▶ **WHAT THIS TASK INVOLVES**
The entries below should be given again exactly, minus their pictures.

-- WORKING DATA start --

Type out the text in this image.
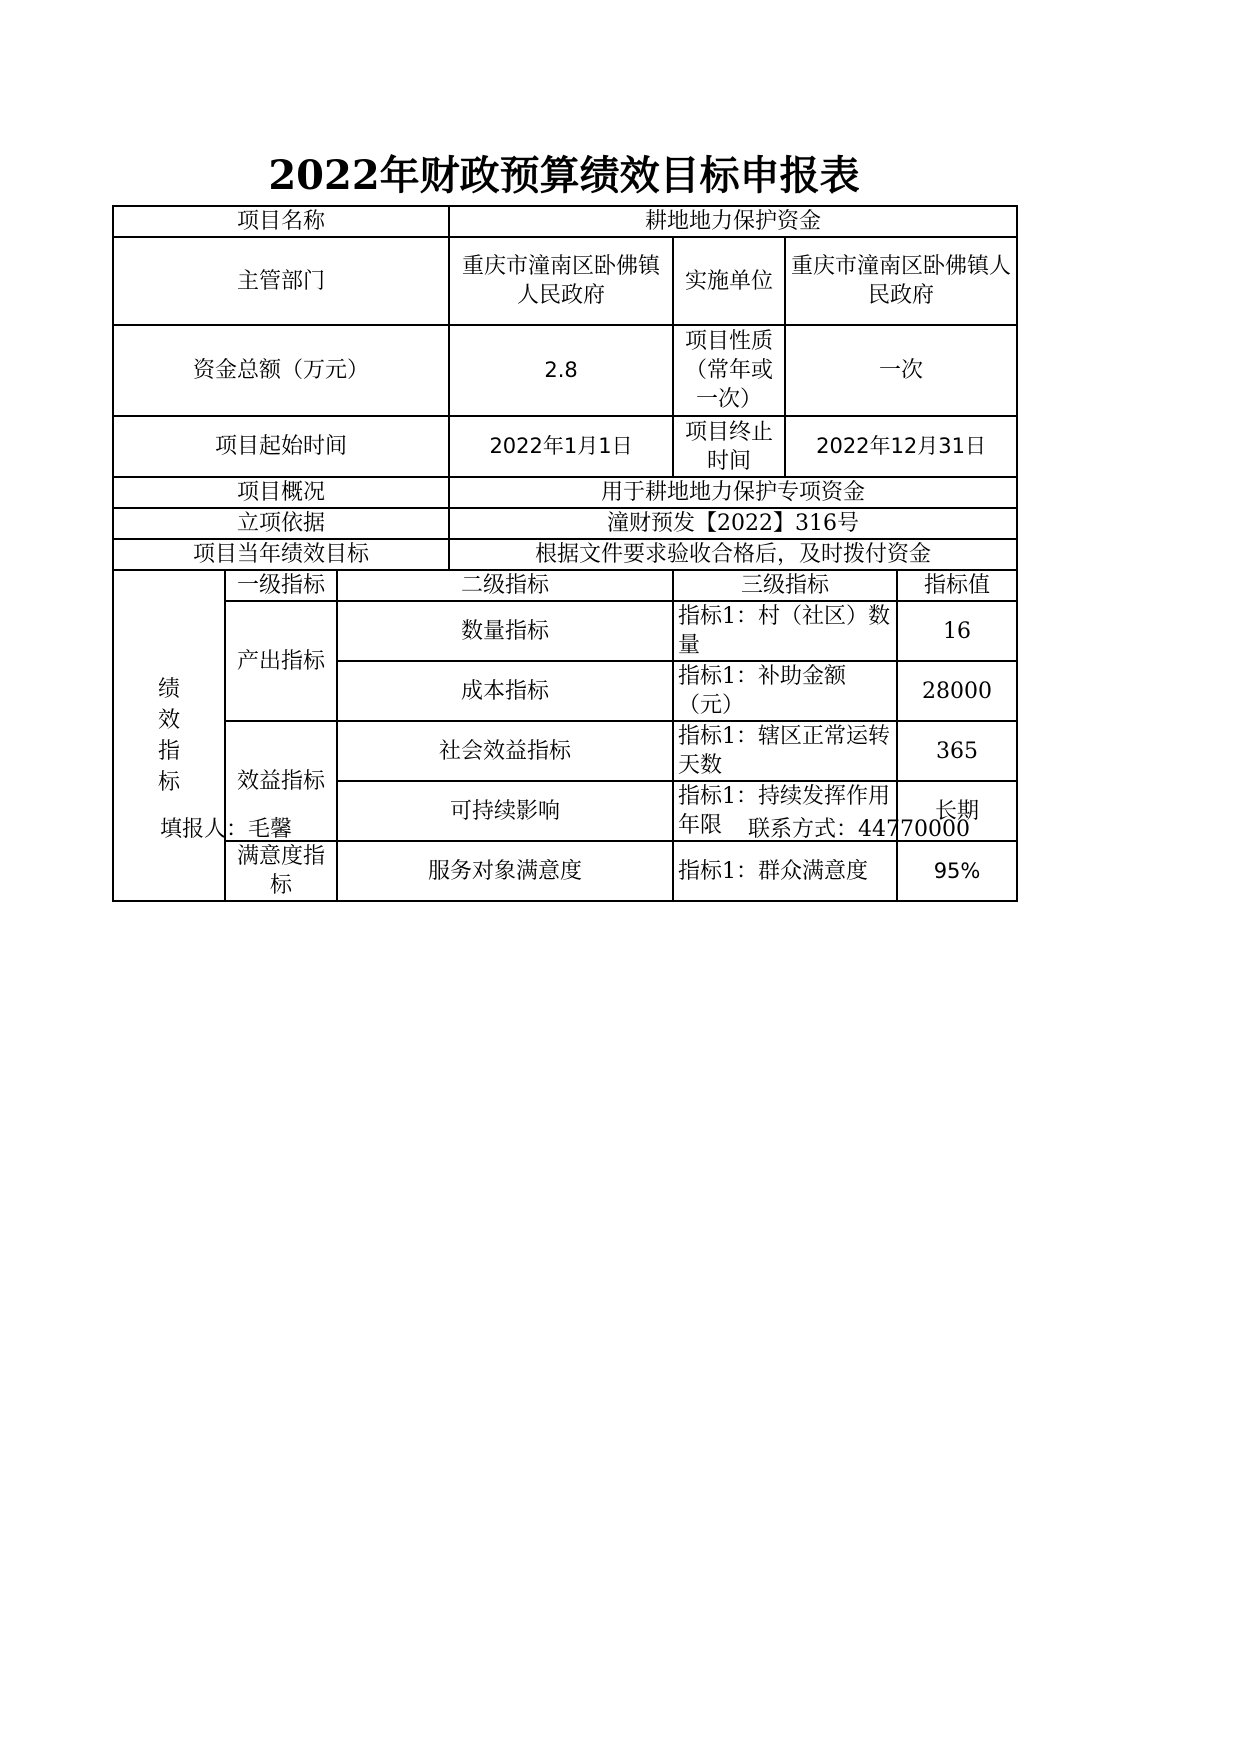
2022年财政预算绩效目标申报表
项目名称			耕地地力保护资金			
主管部门			重庆市潼南区卧佛镇人民政府	实施单位	重庆市潼南区卧佛镇人民政府	
资金总额（万元）			2.8	项目性质（常年或一次）	一次	
项目起始时间			2022年1月1日	项目终止时间	2022年12月31日	
项目概况			用于耕地地力保护专项资金			
立项依据			潼财预发【2022】316号			
项目当年绩效目标			根据文件要求验收合格后，及时拨付资金			

绩
效
指
标	一级指标	二级指标		三级指标		指标值
	产出指标	数量指标		指标1：村（社区）数量		16
		成本指标		指标1：补助金额（元）		28000
	效益指标	社会效益指标		指标1：辖区正常运转天数		365
		可持续影响		指标1：持续发挥作用年限		长期
	满意度指标	服务对象满意度		指标1：群众满意度		95%
填报人：毛馨	联系方式：44770000
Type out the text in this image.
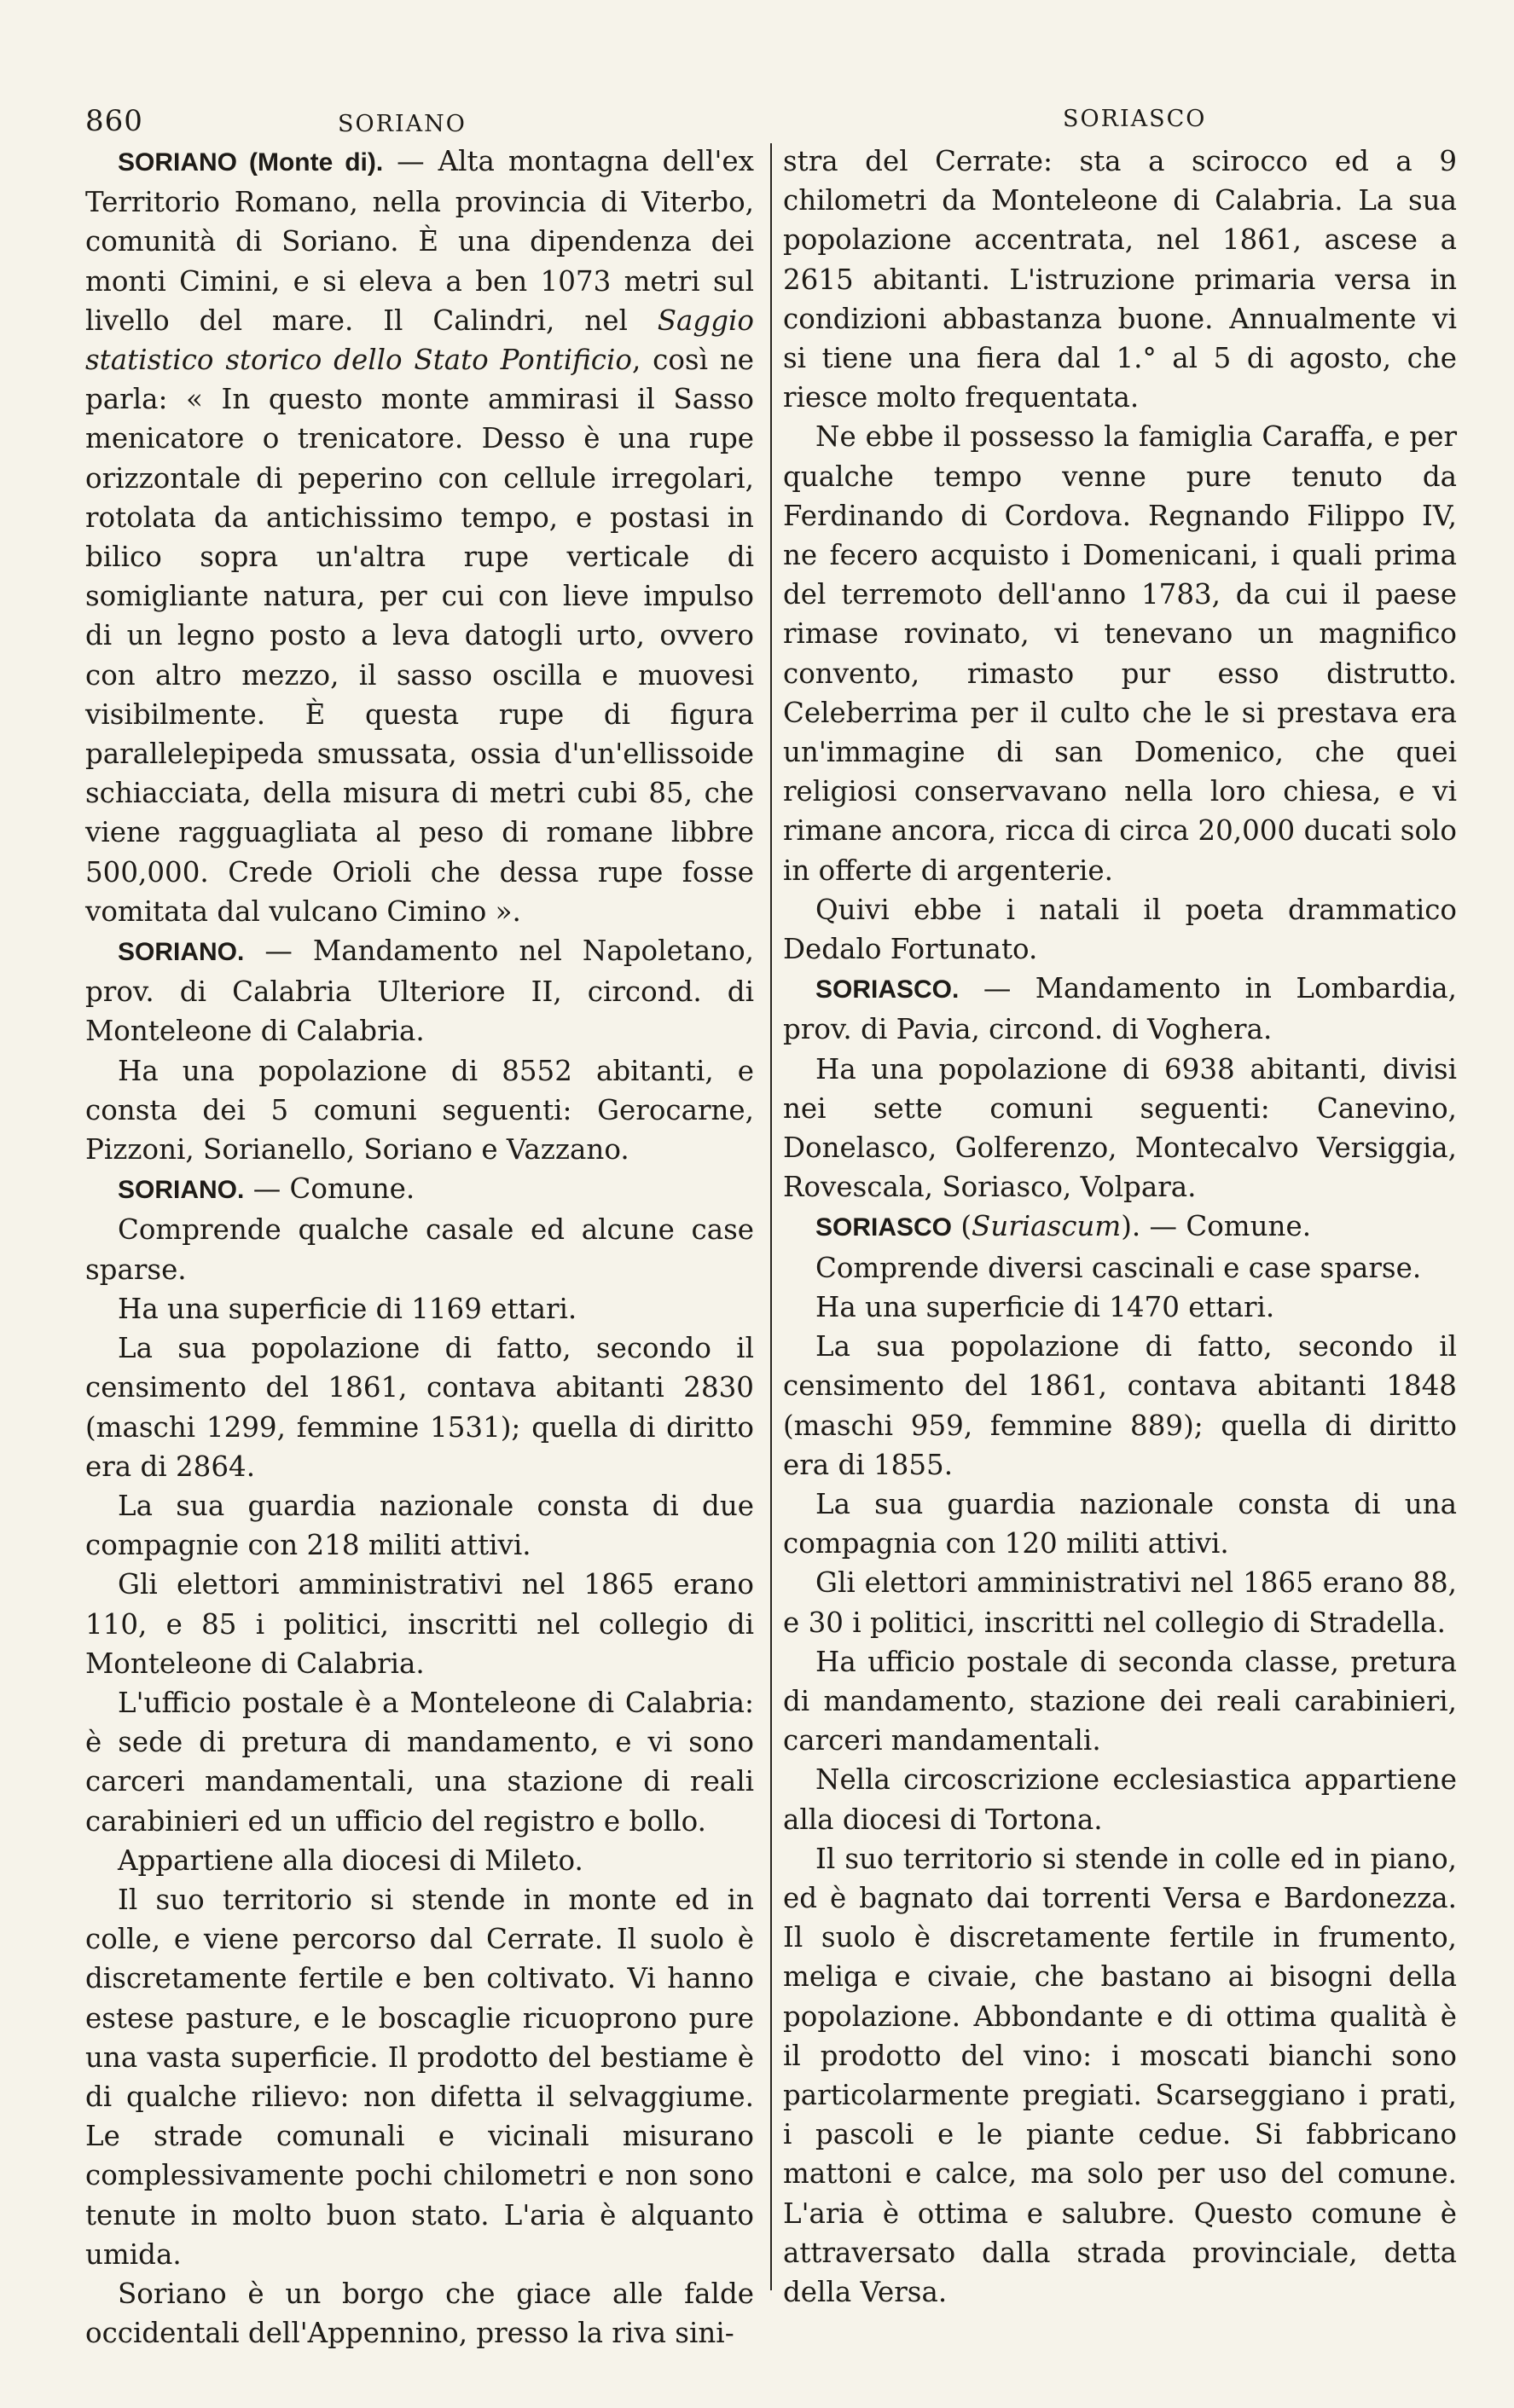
860	SORIANO	SORIASCO

SORIANO (Monte di). — Alta montagna dell'ex Territorio Romano, nella provincia di Viterbo, comunità di Soriano. È una dipendenza dei monti Cimini, e si eleva a ben 1073 metri sul livello del mare. Il Calindri, nel Saggio statistico storico dello Stato Pontificio, così ne parla: « In questo monte ammirasi il Sasso menicatore o trenicatore. Desso è una rupe orizzontale di peperino con cellule irregolari, rotolata da antichissimo tempo, e postasi in bilico sopra un'altra rupe verticale di somigliante natura, per cui con lieve impulso di un legno posto a leva datogli urto, ovvero con altro mezzo, il sasso oscilla e muovesi visibilmente. È questa rupe di figura parallelepipeda smussata, ossia d'un'ellissoide schiacciata, della misura di metri cubi 85, che viene ragguagliata al peso di romane libbre 500,000. Crede Orioli che dessa rupe fosse vomitata dal vulcano Cimino ».

SORIANO. — Mandamento nel Napoletano, prov. di Calabria Ulteriore II, circond. di Monteleone di Calabria.

Ha una popolazione di 8552 abitanti, e consta dei 5 comuni seguenti: Gerocarne, Pizzoni, Sorianello, Soriano e Vazzano.

SORIANO. — Comune.

Comprende qualche casale ed alcune case sparse.

Ha una superficie di 1169 ettari.

La sua popolazione di fatto, secondo il censimento del 1861, contava abitanti 2830 (maschi 1299, femmine 1531); quella di diritto era di 2864.

La sua guardia nazionale consta di due compagnie con 218 militi attivi.

Gli elettori amministrativi nel 1865 erano 110, e 85 i politici, inscritti nel collegio di Monteleone di Calabria.

L'ufficio postale è a Monteleone di Calabria: è sede di pretura di mandamento, e vi sono carceri mandamentali, una stazione di reali carabinieri ed un ufficio del registro e bollo.

Appartiene alla diocesi di Mileto.

Il suo territorio si stende in monte ed in colle, e viene percorso dal Cerrate. Il suolo è discretamente fertile e ben coltivato. Vi hanno estese pasture, e le boscaglie ricuoprono pure una vasta superficie. Il prodotto del bestiame è di qualche rilievo: non difetta il selvaggiume. Le strade comunali e vicinali misurano complessivamente pochi chilometri e non sono tenute in molto buon stato. L'aria è alquanto umida.

Soriano è un borgo che giace alle falde occidentali dell'Appennino, presso la riva sini-

stra del Cerrate: sta a scirocco ed a 9 chilometri da Monteleone di Calabria. La sua popolazione accentrata, nel 1861, ascese a 2615 abitanti. L'istruzione primaria versa in condizioni abbastanza buone. Annualmente vi si tiene una fiera dal 1.° al 5 di agosto, che riesce molto frequentata.

Ne ebbe il possesso la famiglia Caraffa, e per qualche tempo venne pure tenuto da Ferdinando di Cordova. Regnando Filippo IV, ne fecero acquisto i Domenicani, i quali prima del terremoto dell'anno 1783, da cui il paese rimase rovinato, vi tenevano un magnifico convento, rimasto pur esso distrutto. Celeberrima per il culto che le si prestava era un'immagine di san Domenico, che quei religiosi conservavano nella loro chiesa, e vi rimane ancora, ricca di circa 20,000 ducati solo in offerte di argenterie.

Quivi ebbe i natali il poeta drammatico Dedalo Fortunato.

SORIASCO. — Mandamento in Lombardia, prov. di Pavia, circond. di Voghera.

Ha una popolazione di 6938 abitanti, divisi nei sette comuni seguenti: Canevino, Donelasco, Golferenzo, Montecalvo Versiggia, Rovescala, Soriasco, Volpara.

SORIASCO (Suriascum). — Comune.

Comprende diversi cascinali e case sparse.

Ha una superficie di 1470 ettari.

La sua popolazione di fatto, secondo il censimento del 1861, contava abitanti 1848 (maschi 959, femmine 889); quella di diritto era di 1855.

La sua guardia nazionale consta di una compagnia con 120 militi attivi.

Gli elettori amministrativi nel 1865 erano 88, e 30 i politici, inscritti nel collegio di Stradella.

Ha ufficio postale di seconda classe, pretura di mandamento, stazione dei reali carabinieri, carceri mandamentali.

Nella circoscrizione ecclesiastica appartiene alla diocesi di Tortona.

Il suo territorio si stende in colle ed in piano, ed è bagnato dai torrenti Versa e Bardonezza. Il suolo è discretamente fertile in frumento, meliga e civaie, che bastano ai bisogni della popolazione. Abbondante e di ottima qualità è il prodotto del vino: i moscati bianchi sono particolarmente pregiati. Scarseggiano i prati, i pascoli e le piante cedue. Si fabbricano mattoni e calce, ma solo per uso del comune. L'aria è ottima e salubre. Questo comune è attraversato dalla strada provinciale, detta della Versa.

-- WORKING DATA end --

▶ **TASK ANSWER**
Type out the text in this image.
2022年财政预算绩效目标申报表
项目名称			耕地地力保护资金			
主管部门			重庆市潼南区卧佛镇人民政府	实施单位	重庆市潼南区卧佛镇人民政府	
资金总额（万元）			2.8	项目性质（常年或一次）	一次	
项目起始时间			2022年1月1日	项目终止时间	2022年12月31日	
项目概况			用于耕地地力保护专项资金			
立项依据			潼财预发【2022】316号			
项目当年绩效目标			根据文件要求验收合格后，及时拨付资金			

绩
效
指
标	一级指标	二级指标		三级指标		指标值
	产出指标	数量指标		指标1：村（社区）数量		16
		成本指标		指标1：补助金额（元）		28000
	效益指标	社会效益指标		指标1：辖区正常运转天数		365
		可持续影响		指标1：持续发挥作用年限		长期
	满意度指标	服务对象满意度		指标1：群众满意度		95%
填报人：毛馨	联系方式：44770000
Type out the text in this image.
860	SORIANO	SORIASCO

SORIANO (Monte di). — Alta montagna dell'ex Territorio Romano, nella provincia di Viterbo, comunità di Soriano. È una dipendenza dei monti Cimini, e si eleva a ben 1073 metri sul livello del mare. Il Calindri, nel Saggio statistico storico dello Stato Pontificio, così ne parla: « In questo monte ammirasi il Sasso menicatore o trenicatore. Desso è una rupe orizzontale di peperino con cellule irregolari, rotolata da antichissimo tempo, e postasi in bilico sopra un'altra rupe verticale di somigliante natura, per cui con lieve impulso di un legno posto a leva datogli urto, ovvero con altro mezzo, il sasso oscilla e muovesi visibilmente. È questa rupe di figura parallelepipeda smussata, ossia d'un'ellissoide schiacciata, della misura di metri cubi 85, che viene ragguagliata al peso di romane libbre 500,000. Crede Orioli che dessa rupe fosse vomitata dal vulcano Cimino ».

SORIANO. — Mandamento nel Napoletano, prov. di Calabria Ulteriore II, circond. di Monteleone di Calabria.

Ha una popolazione di 8552 abitanti, e consta dei 5 comuni seguenti: Gerocarne, Pizzoni, Sorianello, Soriano e Vazzano.

SORIANO. — Comune.

Comprende qualche casale ed alcune case sparse.

Ha una superficie di 1169 ettari.

La sua popolazione di fatto, secondo il censimento del 1861, contava abitanti 2830 (maschi 1299, femmine 1531); quella di diritto era di 2864.

La sua guardia nazionale consta di due compagnie con 218 militi attivi.

Gli elettori amministrativi nel 1865 erano 110, e 85 i politici, inscritti nel collegio di Monteleone di Calabria.

L'ufficio postale è a Monteleone di Calabria: è sede di pretura di mandamento, e vi sono carceri mandamentali, una stazione di reali carabinieri ed un ufficio del registro e bollo.

Appartiene alla diocesi di Mileto.

Il suo territorio si stende in monte ed in colle, e viene percorso dal Cerrate. Il suolo è discretamente fertile e ben coltivato. Vi hanno estese pasture, e le boscaglie ricuoprono pure una vasta superficie. Il prodotto del bestiame è di qualche rilievo: non difetta il selvaggiume. Le strade comunali e vicinali misurano complessivamente pochi chilometri e non sono tenute in molto buon stato. L'aria è alquanto umida.

Soriano è un borgo che giace alle falde occidentali dell'Appennino, presso la riva sini-

stra del Cerrate: sta a scirocco ed a 9 chilometri da Monteleone di Calabria. La sua popolazione accentrata, nel 1861, ascese a 2615 abitanti. L'istruzione primaria versa in condizioni abbastanza buone. Annualmente vi si tiene una fiera dal 1.° al 5 di agosto, che riesce molto frequentata.

Ne ebbe il possesso la famiglia Caraffa, e per qualche tempo venne pure tenuto da Ferdinando di Cordova. Regnando Filippo IV, ne fecero acquisto i Domenicani, i quali prima del terremoto dell'anno 1783, da cui il paese rimase rovinato, vi tenevano un magnifico convento, rimasto pur esso distrutto. Celeberrima per il culto che le si prestava era un'immagine di san Domenico, che quei religiosi conservavano nella loro chiesa, e vi rimane ancora, ricca di circa 20,000 ducati solo in offerte di argenterie.

Quivi ebbe i natali il poeta drammatico Dedalo Fortunato.

SORIASCO. — Mandamento in Lombardia, prov. di Pavia, circond. di Voghera.

Ha una popolazione di 6938 abitanti, divisi nei sette comuni seguenti: Canevino, Donelasco, Golferenzo, Montecalvo Versiggia, Rovescala, Soriasco, Volpara.

SORIASCO (Suriascum). — Comune.

Comprende diversi cascinali e case sparse.

Ha una superficie di 1470 ettari.

La sua popolazione di fatto, secondo il censimento del 1861, contava abitanti 1848 (maschi 959, femmine 889); quella di diritto era di 1855.

La sua guardia nazionale consta di una compagnia con 120 militi attivi.

Gli elettori amministrativi nel 1865 erano 88, e 30 i politici, inscritti nel collegio di Stradella.

Ha ufficio postale di seconda classe, pretura di mandamento, stazione dei reali carabinieri, carceri mandamentali.

Nella circoscrizione ecclesiastica appartiene alla diocesi di Tortona.

Il suo territorio si stende in colle ed in piano, ed è bagnato dai torrenti Versa e Bardonezza. Il suolo è discretamente fertile in frumento, meliga e civaie, che bastano ai bisogni della popolazione. Abbondante e di ottima qualità è il prodotto del vino: i moscati bianchi sono particolarmente pregiati. Scarseggiano i prati, i pascoli e le piante cedue. Si fabbricano mattoni e calce, ma solo per uso del comune. L'aria è ottima e salubre. Questo comune è attraversato dalla strada provinciale, detta della Versa.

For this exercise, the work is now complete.